● WORK INSTRUCTIONS:
Transcribe the listing in full, excluding any pictures.

● DATASET EXCERPTS:
·····

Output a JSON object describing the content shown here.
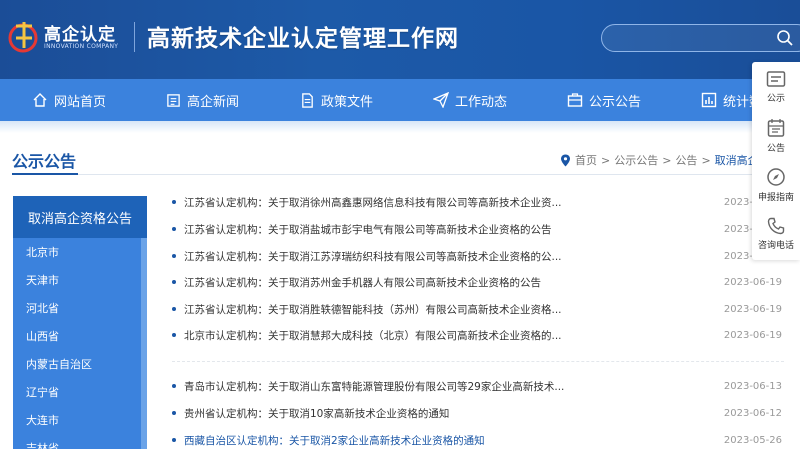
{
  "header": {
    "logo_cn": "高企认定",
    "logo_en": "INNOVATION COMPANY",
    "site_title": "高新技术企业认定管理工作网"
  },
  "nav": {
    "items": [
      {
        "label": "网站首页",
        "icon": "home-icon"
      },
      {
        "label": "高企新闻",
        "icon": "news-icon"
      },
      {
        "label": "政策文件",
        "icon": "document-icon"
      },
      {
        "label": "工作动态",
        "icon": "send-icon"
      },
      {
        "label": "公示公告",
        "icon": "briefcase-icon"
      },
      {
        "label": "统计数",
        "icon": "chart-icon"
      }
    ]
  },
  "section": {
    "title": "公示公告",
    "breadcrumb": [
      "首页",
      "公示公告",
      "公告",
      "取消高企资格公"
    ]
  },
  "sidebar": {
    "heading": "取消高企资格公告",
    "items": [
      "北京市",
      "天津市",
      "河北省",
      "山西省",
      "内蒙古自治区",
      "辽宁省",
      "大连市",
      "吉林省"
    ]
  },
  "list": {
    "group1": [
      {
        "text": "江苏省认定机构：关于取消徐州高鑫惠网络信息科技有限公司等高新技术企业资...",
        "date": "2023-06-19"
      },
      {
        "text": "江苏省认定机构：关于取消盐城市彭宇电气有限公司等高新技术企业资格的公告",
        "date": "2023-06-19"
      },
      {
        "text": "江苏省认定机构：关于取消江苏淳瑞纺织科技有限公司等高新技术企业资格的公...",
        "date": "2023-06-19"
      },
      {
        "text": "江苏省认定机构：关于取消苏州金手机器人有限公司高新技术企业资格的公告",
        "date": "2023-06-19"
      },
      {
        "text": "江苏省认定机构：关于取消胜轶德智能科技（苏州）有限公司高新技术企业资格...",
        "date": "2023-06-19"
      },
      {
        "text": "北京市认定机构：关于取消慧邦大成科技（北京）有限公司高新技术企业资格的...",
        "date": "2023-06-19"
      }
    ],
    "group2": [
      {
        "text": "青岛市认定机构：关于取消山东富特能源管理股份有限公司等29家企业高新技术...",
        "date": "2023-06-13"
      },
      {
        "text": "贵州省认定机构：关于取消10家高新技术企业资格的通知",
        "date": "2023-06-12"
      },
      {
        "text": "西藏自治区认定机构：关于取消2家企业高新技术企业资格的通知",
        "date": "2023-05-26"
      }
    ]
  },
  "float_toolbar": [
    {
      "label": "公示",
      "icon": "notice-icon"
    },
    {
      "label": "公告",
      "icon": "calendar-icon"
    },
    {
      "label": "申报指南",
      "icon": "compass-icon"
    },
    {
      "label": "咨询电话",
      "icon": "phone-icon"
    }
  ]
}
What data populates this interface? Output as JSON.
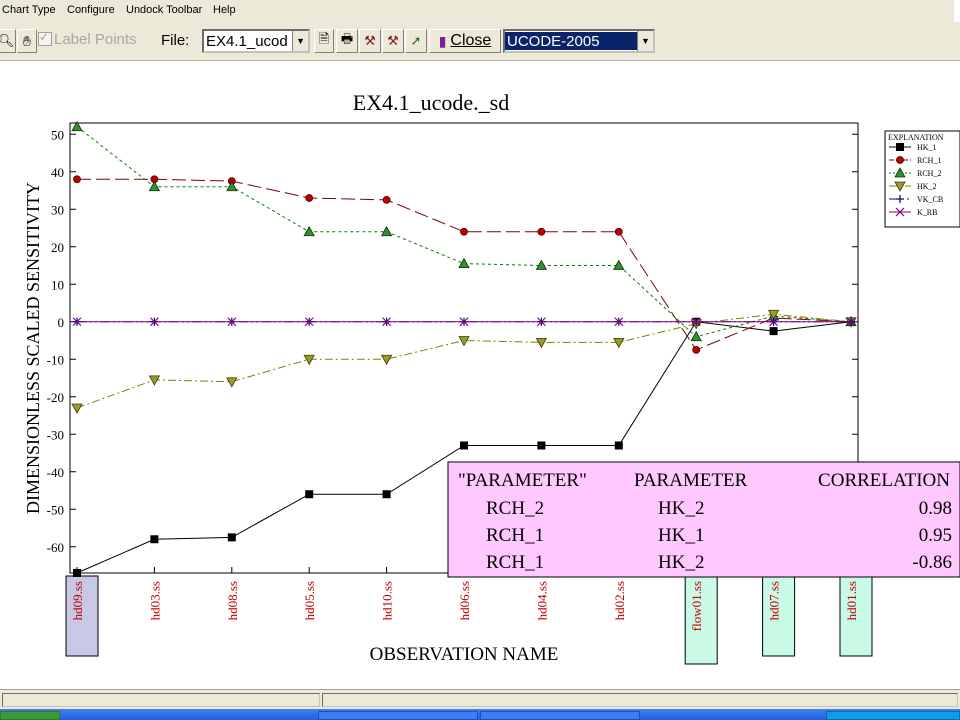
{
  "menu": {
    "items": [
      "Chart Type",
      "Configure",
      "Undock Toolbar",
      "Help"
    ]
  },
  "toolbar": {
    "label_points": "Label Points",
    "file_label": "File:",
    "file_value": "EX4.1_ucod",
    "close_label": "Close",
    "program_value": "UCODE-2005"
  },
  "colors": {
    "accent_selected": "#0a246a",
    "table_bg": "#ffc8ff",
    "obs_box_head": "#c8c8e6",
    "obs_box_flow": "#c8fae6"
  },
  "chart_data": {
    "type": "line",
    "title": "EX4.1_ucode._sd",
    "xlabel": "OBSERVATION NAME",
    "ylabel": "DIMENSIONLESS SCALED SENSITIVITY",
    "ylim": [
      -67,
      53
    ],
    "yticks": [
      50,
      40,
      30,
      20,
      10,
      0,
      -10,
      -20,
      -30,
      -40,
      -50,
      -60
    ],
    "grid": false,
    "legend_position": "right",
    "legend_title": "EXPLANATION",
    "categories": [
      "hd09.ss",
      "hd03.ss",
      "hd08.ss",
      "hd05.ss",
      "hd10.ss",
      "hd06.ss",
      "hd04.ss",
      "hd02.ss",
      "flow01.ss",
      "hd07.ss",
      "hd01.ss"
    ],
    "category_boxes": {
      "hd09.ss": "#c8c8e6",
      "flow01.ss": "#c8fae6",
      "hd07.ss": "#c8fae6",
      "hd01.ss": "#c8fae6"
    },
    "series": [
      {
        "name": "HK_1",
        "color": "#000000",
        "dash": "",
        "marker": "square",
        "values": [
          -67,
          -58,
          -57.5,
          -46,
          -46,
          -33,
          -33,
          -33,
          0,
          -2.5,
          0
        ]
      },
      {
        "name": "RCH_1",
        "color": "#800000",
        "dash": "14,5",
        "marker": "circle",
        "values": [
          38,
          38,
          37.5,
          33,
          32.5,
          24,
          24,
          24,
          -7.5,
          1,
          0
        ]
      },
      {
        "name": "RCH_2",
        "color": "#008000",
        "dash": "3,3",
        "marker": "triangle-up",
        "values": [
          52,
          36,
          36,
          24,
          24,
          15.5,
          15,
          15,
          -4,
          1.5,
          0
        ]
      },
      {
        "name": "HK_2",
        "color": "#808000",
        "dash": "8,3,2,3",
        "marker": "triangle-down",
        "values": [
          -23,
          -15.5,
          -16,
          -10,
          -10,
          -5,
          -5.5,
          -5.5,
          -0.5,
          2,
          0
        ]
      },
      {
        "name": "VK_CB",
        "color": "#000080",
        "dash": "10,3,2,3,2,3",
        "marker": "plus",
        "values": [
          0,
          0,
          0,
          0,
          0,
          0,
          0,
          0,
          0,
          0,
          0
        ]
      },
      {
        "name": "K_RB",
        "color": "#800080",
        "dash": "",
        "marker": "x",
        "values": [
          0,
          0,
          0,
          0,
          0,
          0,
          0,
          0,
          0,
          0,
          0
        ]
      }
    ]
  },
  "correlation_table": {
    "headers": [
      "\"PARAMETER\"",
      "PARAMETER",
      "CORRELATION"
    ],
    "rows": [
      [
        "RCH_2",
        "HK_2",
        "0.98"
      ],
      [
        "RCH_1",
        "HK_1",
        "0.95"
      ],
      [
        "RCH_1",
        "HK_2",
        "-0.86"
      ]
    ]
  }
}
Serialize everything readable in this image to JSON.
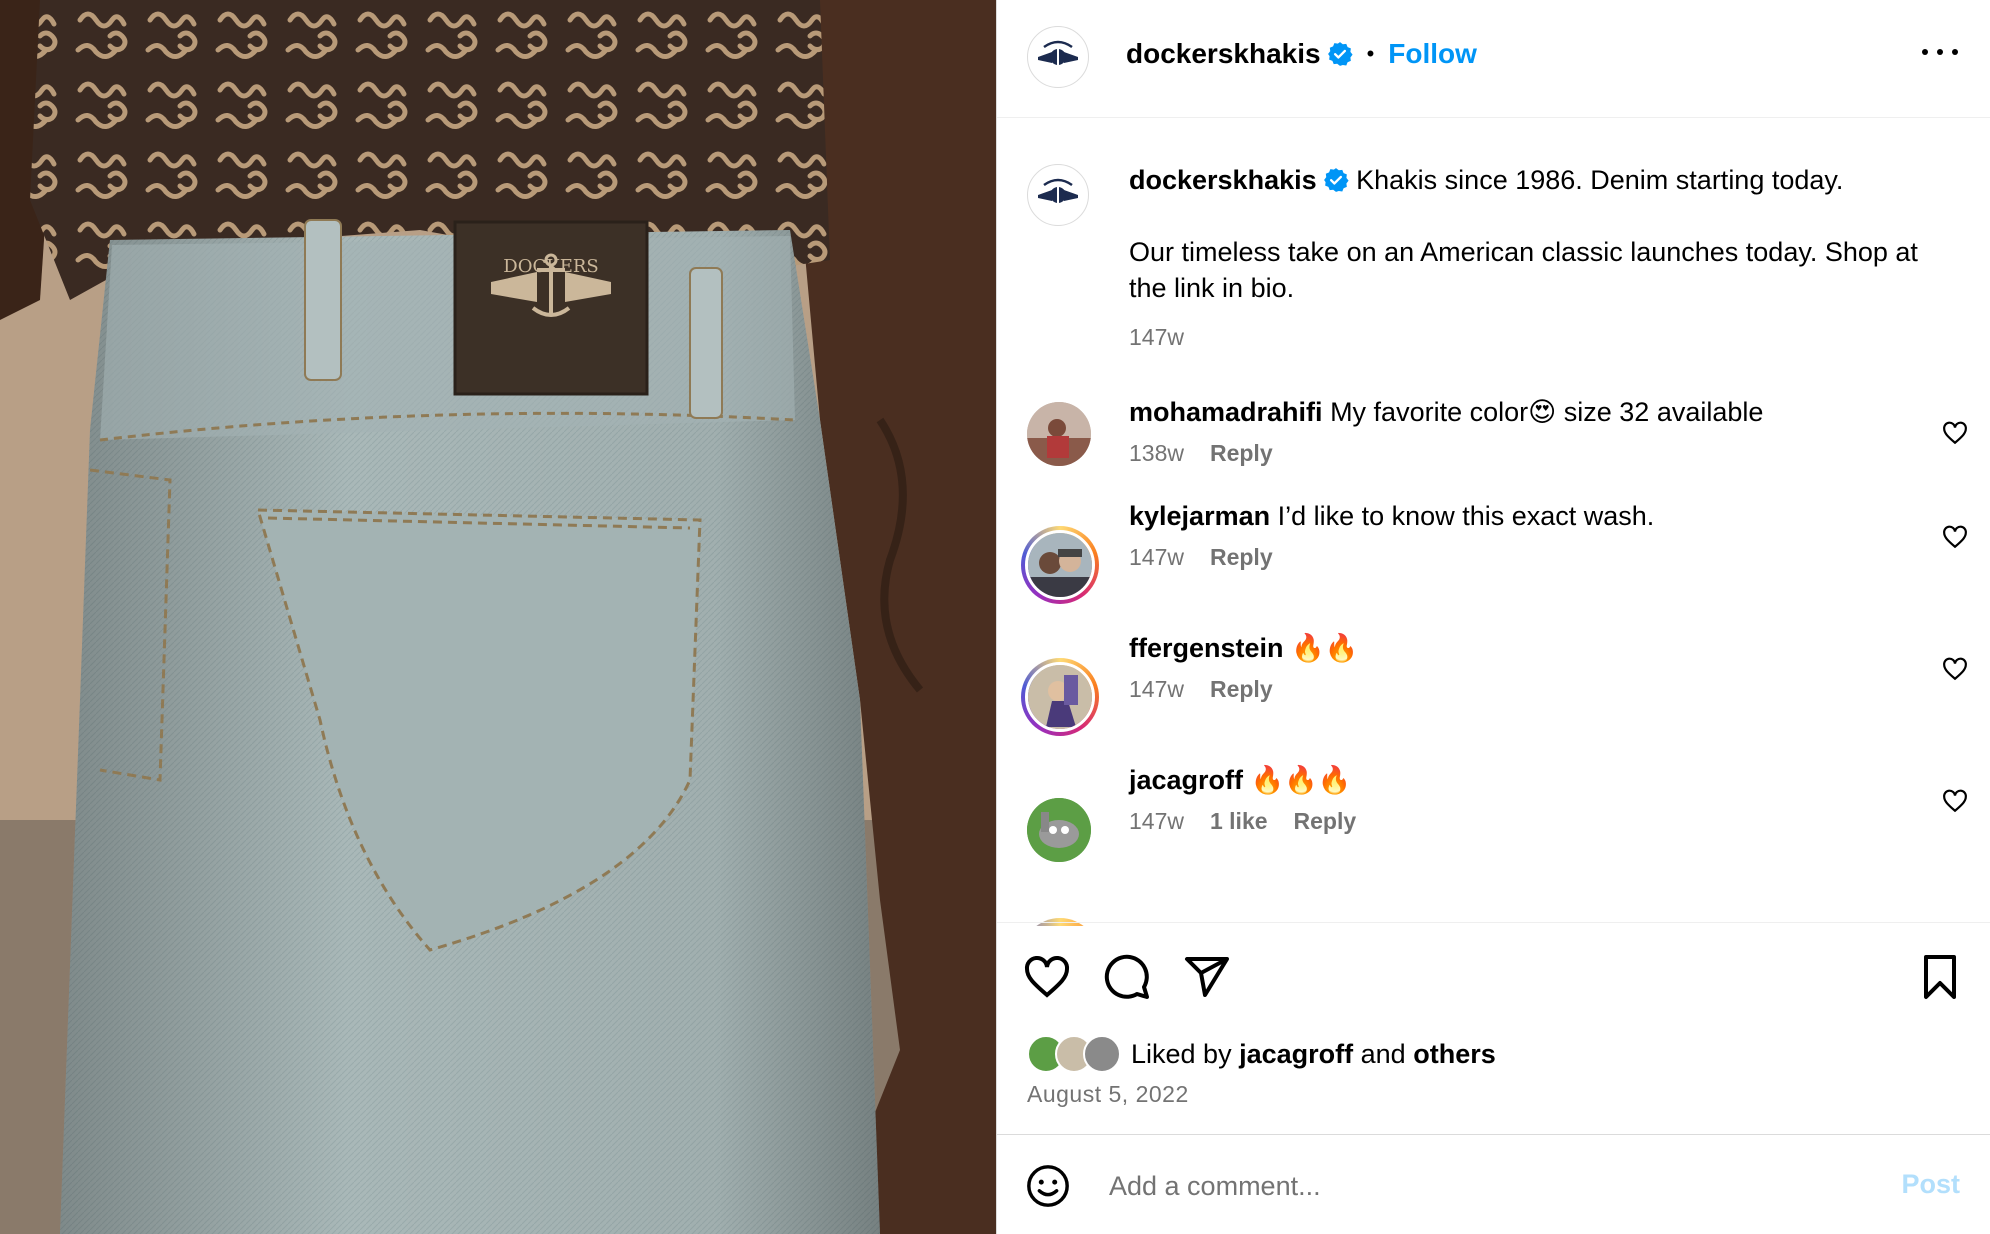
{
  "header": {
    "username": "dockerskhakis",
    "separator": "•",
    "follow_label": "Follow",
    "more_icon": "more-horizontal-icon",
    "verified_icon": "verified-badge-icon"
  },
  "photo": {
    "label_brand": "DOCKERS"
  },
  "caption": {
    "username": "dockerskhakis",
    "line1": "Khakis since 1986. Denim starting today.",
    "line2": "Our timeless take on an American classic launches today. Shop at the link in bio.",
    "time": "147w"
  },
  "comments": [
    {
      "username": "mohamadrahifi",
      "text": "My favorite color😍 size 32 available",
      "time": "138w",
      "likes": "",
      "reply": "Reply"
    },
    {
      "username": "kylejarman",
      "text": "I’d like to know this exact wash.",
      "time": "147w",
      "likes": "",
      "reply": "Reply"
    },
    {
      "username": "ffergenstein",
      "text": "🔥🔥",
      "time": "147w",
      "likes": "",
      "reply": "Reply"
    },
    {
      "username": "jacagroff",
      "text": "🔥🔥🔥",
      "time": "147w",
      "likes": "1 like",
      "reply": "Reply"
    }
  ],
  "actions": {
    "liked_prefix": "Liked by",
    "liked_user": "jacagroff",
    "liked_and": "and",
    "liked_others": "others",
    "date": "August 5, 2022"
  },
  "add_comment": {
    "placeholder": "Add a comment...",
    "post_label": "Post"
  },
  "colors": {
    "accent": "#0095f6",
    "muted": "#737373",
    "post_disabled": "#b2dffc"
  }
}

·····

● REPLY:
Output a JSON object describing the content shown here.
{
  "header": {
    "logo_cn": "高企认定",
    "logo_en": "INNOVATION COMPANY",
    "site_title": "高新技术企业认定管理工作网"
  },
  "nav": {
    "items": [
      {
        "label": "网站首页",
        "icon": "home-icon"
      },
      {
        "label": "高企新闻",
        "icon": "news-icon"
      },
      {
        "label": "政策文件",
        "icon": "document-icon"
      },
      {
        "label": "工作动态",
        "icon": "send-icon"
      },
      {
        "label": "公示公告",
        "icon": "briefcase-icon"
      },
      {
        "label": "统计数",
        "icon": "chart-icon"
      }
    ]
  },
  "section": {
    "title": "公示公告",
    "breadcrumb": [
      "首页",
      "公示公告",
      "公告",
      "取消高企资格公"
    ]
  },
  "sidebar": {
    "heading": "取消高企资格公告",
    "items": [
      "北京市",
      "天津市",
      "河北省",
      "山西省",
      "内蒙古自治区",
      "辽宁省",
      "大连市",
      "吉林省"
    ]
  },
  "list": {
    "group1": [
      {
        "text": "江苏省认定机构：关于取消徐州高鑫惠网络信息科技有限公司等高新技术企业资...",
        "date": "2023-06-19"
      },
      {
        "text": "江苏省认定机构：关于取消盐城市彭宇电气有限公司等高新技术企业资格的公告",
        "date": "2023-06-19"
      },
      {
        "text": "江苏省认定机构：关于取消江苏淳瑞纺织科技有限公司等高新技术企业资格的公...",
        "date": "2023-06-19"
      },
      {
        "text": "江苏省认定机构：关于取消苏州金手机器人有限公司高新技术企业资格的公告",
        "date": "2023-06-19"
      },
      {
        "text": "江苏省认定机构：关于取消胜轶德智能科技（苏州）有限公司高新技术企业资格...",
        "date": "2023-06-19"
      },
      {
        "text": "北京市认定机构：关于取消慧邦大成科技（北京）有限公司高新技术企业资格的...",
        "date": "2023-06-19"
      }
    ],
    "group2": [
      {
        "text": "青岛市认定机构：关于取消山东富特能源管理股份有限公司等29家企业高新技术...",
        "date": "2023-06-13"
      },
      {
        "text": "贵州省认定机构：关于取消10家高新技术企业资格的通知",
        "date": "2023-06-12"
      },
      {
        "text": "西藏自治区认定机构：关于取消2家企业高新技术企业资格的通知",
        "date": "2023-05-26"
      }
    ]
  },
  "float_toolbar": [
    {
      "label": "公示",
      "icon": "notice-icon"
    },
    {
      "label": "公告",
      "icon": "calendar-icon"
    },
    {
      "label": "申报指南",
      "icon": "compass-icon"
    },
    {
      "label": "咨询电话",
      "icon": "phone-icon"
    }
  ]
}
What data populates this interface? Output as JSON.
{
  "menu": {
    "items": [
      "Chart Type",
      "Configure",
      "Undock Toolbar",
      "Help"
    ]
  },
  "toolbar": {
    "label_points": "Label Points",
    "file_label": "File:",
    "file_value": "EX4.1_ucod",
    "close_label": "Close",
    "program_value": "UCODE-2005"
  },
  "colors": {
    "accent_selected": "#0a246a",
    "table_bg": "#ffc8ff",
    "obs_box_head": "#c8c8e6",
    "obs_box_flow": "#c8fae6"
  },
  "chart_data": {
    "type": "line",
    "title": "EX4.1_ucode._sd",
    "xlabel": "OBSERVATION NAME",
    "ylabel": "DIMENSIONLESS SCALED SENSITIVITY",
    "ylim": [
      -67,
      53
    ],
    "yticks": [
      50,
      40,
      30,
      20,
      10,
      0,
      -10,
      -20,
      -30,
      -40,
      -50,
      -60
    ],
    "grid": false,
    "legend_position": "right",
    "legend_title": "EXPLANATION",
    "categories": [
      "hd09.ss",
      "hd03.ss",
      "hd08.ss",
      "hd05.ss",
      "hd10.ss",
      "hd06.ss",
      "hd04.ss",
      "hd02.ss",
      "flow01.ss",
      "hd07.ss",
      "hd01.ss"
    ],
    "category_boxes": {
      "hd09.ss": "#c8c8e6",
      "flow01.ss": "#c8fae6",
      "hd07.ss": "#c8fae6",
      "hd01.ss": "#c8fae6"
    },
    "series": [
      {
        "name": "HK_1",
        "color": "#000000",
        "dash": "",
        "marker": "square",
        "values": [
          -67,
          -58,
          -57.5,
          -46,
          -46,
          -33,
          -33,
          -33,
          0,
          -2.5,
          0
        ]
      },
      {
        "name": "RCH_1",
        "color": "#800000",
        "dash": "14,5",
        "marker": "circle",
        "values": [
          38,
          38,
          37.5,
          33,
          32.5,
          24,
          24,
          24,
          -7.5,
          1,
          0
        ]
      },
      {
        "name": "RCH_2",
        "color": "#008000",
        "dash": "3,3",
        "marker": "triangle-up",
        "values": [
          52,
          36,
          36,
          24,
          24,
          15.5,
          15,
          15,
          -4,
          1.5,
          0
        ]
      },
      {
        "name": "HK_2",
        "color": "#808000",
        "dash": "8,3,2,3",
        "marker": "triangle-down",
        "values": [
          -23,
          -15.5,
          -16,
          -10,
          -10,
          -5,
          -5.5,
          -5.5,
          -0.5,
          2,
          0
        ]
      },
      {
        "name": "VK_CB",
        "color": "#000080",
        "dash": "10,3,2,3,2,3",
        "marker": "plus",
        "values": [
          0,
          0,
          0,
          0,
          0,
          0,
          0,
          0,
          0,
          0,
          0
        ]
      },
      {
        "name": "K_RB",
        "color": "#800080",
        "dash": "",
        "marker": "x",
        "values": [
          0,
          0,
          0,
          0,
          0,
          0,
          0,
          0,
          0,
          0,
          0
        ]
      }
    ]
  },
  "correlation_table": {
    "headers": [
      "\"PARAMETER\"",
      "PARAMETER",
      "CORRELATION"
    ],
    "rows": [
      [
        "RCH_2",
        "HK_2",
        "0.98"
      ],
      [
        "RCH_1",
        "HK_1",
        "0.95"
      ],
      [
        "RCH_1",
        "HK_2",
        "-0.86"
      ]
    ]
  }
}
Serialize everything readable in this image to JSON.
{
  "header": {
    "username": "dockerskhakis",
    "separator": "•",
    "follow_label": "Follow",
    "more_icon": "more-horizontal-icon",
    "verified_icon": "verified-badge-icon"
  },
  "photo": {
    "label_brand": "DOCKERS"
  },
  "caption": {
    "username": "dockerskhakis",
    "line1": "Khakis since 1986. Denim starting today.",
    "line2": "Our timeless take on an American classic launches today. Shop at the link in bio.",
    "time": "147w"
  },
  "comments": [
    {
      "username": "mohamadrahifi",
      "text": "My favorite color😍 size 32 available",
      "time": "138w",
      "likes": "",
      "reply": "Reply"
    },
    {
      "username": "kylejarman",
      "text": "I’d like to know this exact wash.",
      "time": "147w",
      "likes": "",
      "reply": "Reply"
    },
    {
      "username": "ffergenstein",
      "text": "🔥🔥",
      "time": "147w",
      "likes": "",
      "reply": "Reply"
    },
    {
      "username": "jacagroff",
      "text": "🔥🔥🔥",
      "time": "147w",
      "likes": "1 like",
      "reply": "Reply"
    }
  ],
  "actions": {
    "liked_prefix": "Liked by",
    "liked_user": "jacagroff",
    "liked_and": "and",
    "liked_others": "others",
    "date": "August 5, 2022"
  },
  "add_comment": {
    "placeholder": "Add a comment...",
    "post_label": "Post"
  },
  "colors": {
    "accent": "#0095f6",
    "muted": "#737373",
    "post_disabled": "#b2dffc"
  }
}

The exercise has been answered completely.